- _YOUR OBJECTIVE_
Reproduce every record below exactly as written, leaving out any pictures.

(Data extracted from a collection)
┏━━

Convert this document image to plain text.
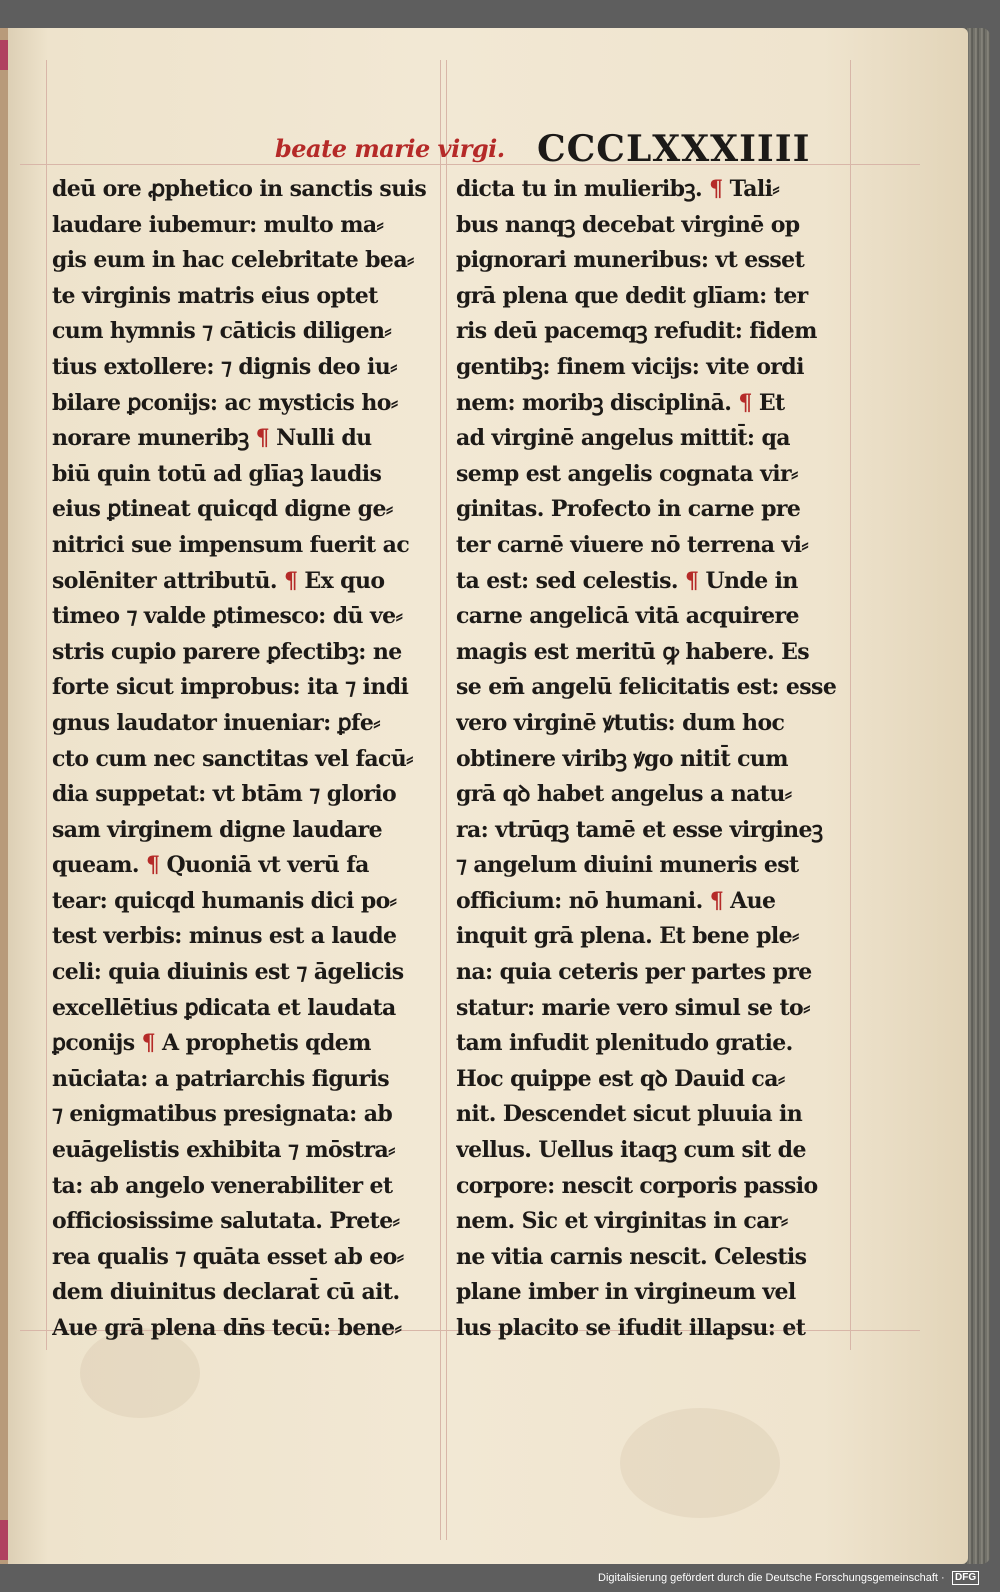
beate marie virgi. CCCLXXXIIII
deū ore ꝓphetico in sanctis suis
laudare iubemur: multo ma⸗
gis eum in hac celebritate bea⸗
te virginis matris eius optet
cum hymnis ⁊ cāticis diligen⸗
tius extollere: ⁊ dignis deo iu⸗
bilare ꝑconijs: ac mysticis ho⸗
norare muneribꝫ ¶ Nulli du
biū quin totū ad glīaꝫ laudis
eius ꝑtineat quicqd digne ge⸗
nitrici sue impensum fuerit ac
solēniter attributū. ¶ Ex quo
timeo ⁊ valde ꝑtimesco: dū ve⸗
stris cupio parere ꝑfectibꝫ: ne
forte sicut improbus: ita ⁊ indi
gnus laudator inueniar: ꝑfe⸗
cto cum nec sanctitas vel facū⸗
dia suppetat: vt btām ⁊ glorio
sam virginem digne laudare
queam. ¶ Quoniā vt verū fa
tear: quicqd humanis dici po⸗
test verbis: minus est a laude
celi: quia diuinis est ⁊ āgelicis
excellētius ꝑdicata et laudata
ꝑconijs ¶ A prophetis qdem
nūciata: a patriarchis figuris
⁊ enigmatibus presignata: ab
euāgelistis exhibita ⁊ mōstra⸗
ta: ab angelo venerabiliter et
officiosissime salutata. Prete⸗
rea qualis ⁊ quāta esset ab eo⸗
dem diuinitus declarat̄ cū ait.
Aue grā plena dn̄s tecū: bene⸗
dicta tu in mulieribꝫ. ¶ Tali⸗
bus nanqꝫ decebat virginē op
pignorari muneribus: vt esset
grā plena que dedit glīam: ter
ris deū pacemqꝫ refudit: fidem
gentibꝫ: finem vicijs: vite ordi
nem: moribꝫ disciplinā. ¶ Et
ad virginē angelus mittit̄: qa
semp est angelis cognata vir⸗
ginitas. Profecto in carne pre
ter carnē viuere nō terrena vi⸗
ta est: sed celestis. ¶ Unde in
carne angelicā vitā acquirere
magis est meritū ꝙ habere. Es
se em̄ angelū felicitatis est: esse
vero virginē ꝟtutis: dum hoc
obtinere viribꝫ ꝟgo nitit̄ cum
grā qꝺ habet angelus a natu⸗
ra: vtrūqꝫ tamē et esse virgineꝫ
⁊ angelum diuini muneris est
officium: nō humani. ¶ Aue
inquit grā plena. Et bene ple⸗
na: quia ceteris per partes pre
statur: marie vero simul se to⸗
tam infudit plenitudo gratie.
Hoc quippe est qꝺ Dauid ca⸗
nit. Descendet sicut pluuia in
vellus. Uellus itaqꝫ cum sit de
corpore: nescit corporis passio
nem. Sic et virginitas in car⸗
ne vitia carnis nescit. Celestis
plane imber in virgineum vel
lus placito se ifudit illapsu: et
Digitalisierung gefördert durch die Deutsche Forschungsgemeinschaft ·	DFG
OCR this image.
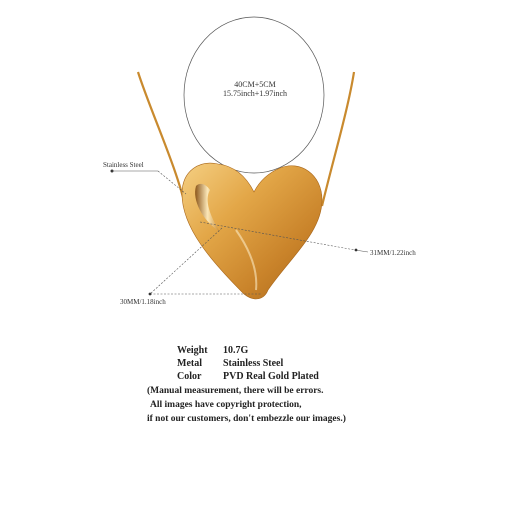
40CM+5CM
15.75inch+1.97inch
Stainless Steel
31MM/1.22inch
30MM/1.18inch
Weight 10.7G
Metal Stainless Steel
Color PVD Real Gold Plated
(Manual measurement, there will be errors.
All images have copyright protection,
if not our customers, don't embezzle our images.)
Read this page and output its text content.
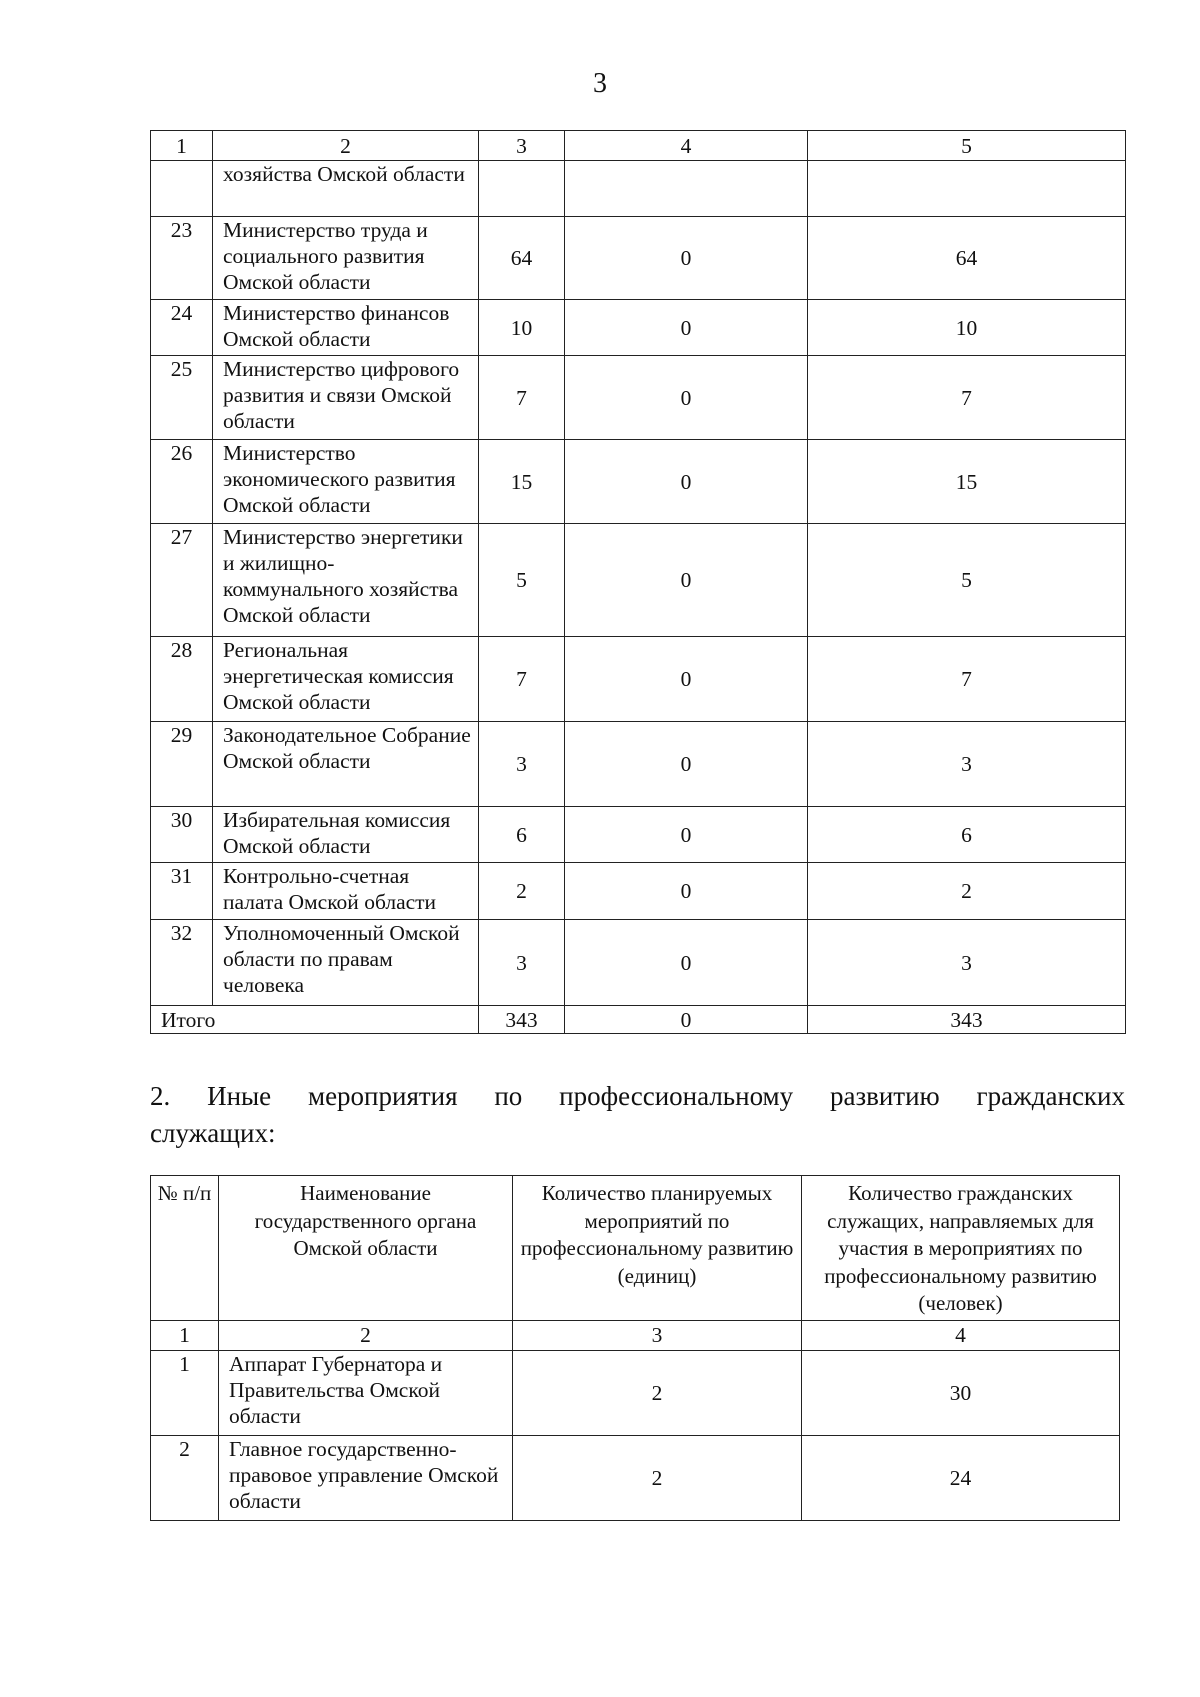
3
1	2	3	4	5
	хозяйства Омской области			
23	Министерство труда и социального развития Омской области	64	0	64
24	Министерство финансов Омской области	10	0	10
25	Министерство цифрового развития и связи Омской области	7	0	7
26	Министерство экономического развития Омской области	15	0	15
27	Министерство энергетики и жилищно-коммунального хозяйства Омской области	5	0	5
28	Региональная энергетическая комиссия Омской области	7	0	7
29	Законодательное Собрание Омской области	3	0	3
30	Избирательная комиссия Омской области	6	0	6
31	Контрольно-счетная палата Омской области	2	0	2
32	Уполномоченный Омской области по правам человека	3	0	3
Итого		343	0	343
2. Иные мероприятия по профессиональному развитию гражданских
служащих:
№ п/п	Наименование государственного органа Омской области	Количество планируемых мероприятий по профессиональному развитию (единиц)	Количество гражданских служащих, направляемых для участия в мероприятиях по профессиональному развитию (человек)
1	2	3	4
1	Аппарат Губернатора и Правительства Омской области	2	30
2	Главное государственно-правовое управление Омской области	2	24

┗━━

- _CORRECT ANSWER_
Convert this document image to plain text.
beate marie virgi. CCCLXXXIIII
deū ore ꝓphetico in sanctis suis
laudare iubemur: multo ma⸗
gis eum in hac celebritate bea⸗
te virginis matris eius optet
cum hymnis ⁊ cāticis diligen⸗
tius extollere: ⁊ dignis deo iu⸗
bilare ꝑconijs: ac mysticis ho⸗
norare muneribꝫ ¶ Nulli du
biū quin totū ad glīaꝫ laudis
eius ꝑtineat quicqd digne ge⸗
nitrici sue impensum fuerit ac
solēniter attributū. ¶ Ex quo
timeo ⁊ valde ꝑtimesco: dū ve⸗
stris cupio parere ꝑfectibꝫ: ne
forte sicut improbus: ita ⁊ indi
gnus laudator inueniar: ꝑfe⸗
cto cum nec sanctitas vel facū⸗
dia suppetat: vt btām ⁊ glorio
sam virginem digne laudare
queam. ¶ Quoniā vt verū fa
tear: quicqd humanis dici po⸗
test verbis: minus est a laude
celi: quia diuinis est ⁊ āgelicis
excellētius ꝑdicata et laudata
ꝑconijs ¶ A prophetis qdem
nūciata: a patriarchis figuris
⁊ enigmatibus presignata: ab
euāgelistis exhibita ⁊ mōstra⸗
ta: ab angelo venerabiliter et
officiosissime salutata. Prete⸗
rea qualis ⁊ quāta esset ab eo⸗
dem diuinitus declarat̄ cū ait.
Aue grā plena dn̄s tecū: bene⸗
dicta tu in mulieribꝫ. ¶ Tali⸗
bus nanqꝫ decebat virginē op
pignorari muneribus: vt esset
grā plena que dedit glīam: ter
ris deū pacemqꝫ refudit: fidem
gentibꝫ: finem vicijs: vite ordi
nem: moribꝫ disciplinā. ¶ Et
ad virginē angelus mittit̄: qa
semp est angelis cognata vir⸗
ginitas. Profecto in carne pre
ter carnē viuere nō terrena vi⸗
ta est: sed celestis. ¶ Unde in
carne angelicā vitā acquirere
magis est meritū ꝙ habere. Es
se em̄ angelū felicitatis est: esse
vero virginē ꝟtutis: dum hoc
obtinere viribꝫ ꝟgo nitit̄ cum
grā qꝺ habet angelus a natu⸗
ra: vtrūqꝫ tamē et esse virgineꝫ
⁊ angelum diuini muneris est
officium: nō humani. ¶ Aue
inquit grā plena. Et bene ple⸗
na: quia ceteris per partes pre
statur: marie vero simul se to⸗
tam infudit plenitudo gratie.
Hoc quippe est qꝺ Dauid ca⸗
nit. Descendet sicut pluuia in
vellus. Uellus itaqꝫ cum sit de
corpore: nescit corporis passio
nem. Sic et virginitas in car⸗
ne vitia carnis nescit. Celestis
plane imber in virgineum vel
lus placito se ifudit illapsu: et
Digitalisierung gefördert durch die Deutsche Forschungsgemeinschaft ·	DFG
OCR this image.
40CM+5CM
15.75inch+1.97inch
Stainless Steel
31MM/1.22inch
30MM/1.18inch
Weight 10.7G
Metal Stainless Steel
Color PVD Real Gold Plated
(Manual measurement, there will be errors.
All images have copyright protection,
if not our customers, don't embezzle our images.)
Read this page and output its text content.
3
1	2	3	4	5
	хозяйства Омской области			
23	Министерство труда и социального развития Омской области	64	0	64
24	Министерство финансов Омской области	10	0	10
25	Министерство цифрового развития и связи Омской области	7	0	7
26	Министерство экономического развития Омской области	15	0	15
27	Министерство энергетики и жилищно-коммунального хозяйства Омской области	5	0	5
28	Региональная энергетическая комиссия Омской области	7	0	7
29	Законодательное Собрание Омской области	3	0	3
30	Избирательная комиссия Омской области	6	0	6
31	Контрольно-счетная палата Омской области	2	0	2
32	Уполномоченный Омской области по правам человека	3	0	3
Итого		343	0	343
2. Иные мероприятия по профессиональному развитию гражданских
служащих:
№ п/п	Наименование государственного органа Омской области	Количество планируемых мероприятий по профессиональному развитию (единиц)	Количество гражданских служащих, направляемых для участия в мероприятиях по профессиональному развитию (человек)
1	2	3	4
1	Аппарат Губернатора и Правительства Омской области	2	30
2	Главное государственно-правовое управление Омской области	2	24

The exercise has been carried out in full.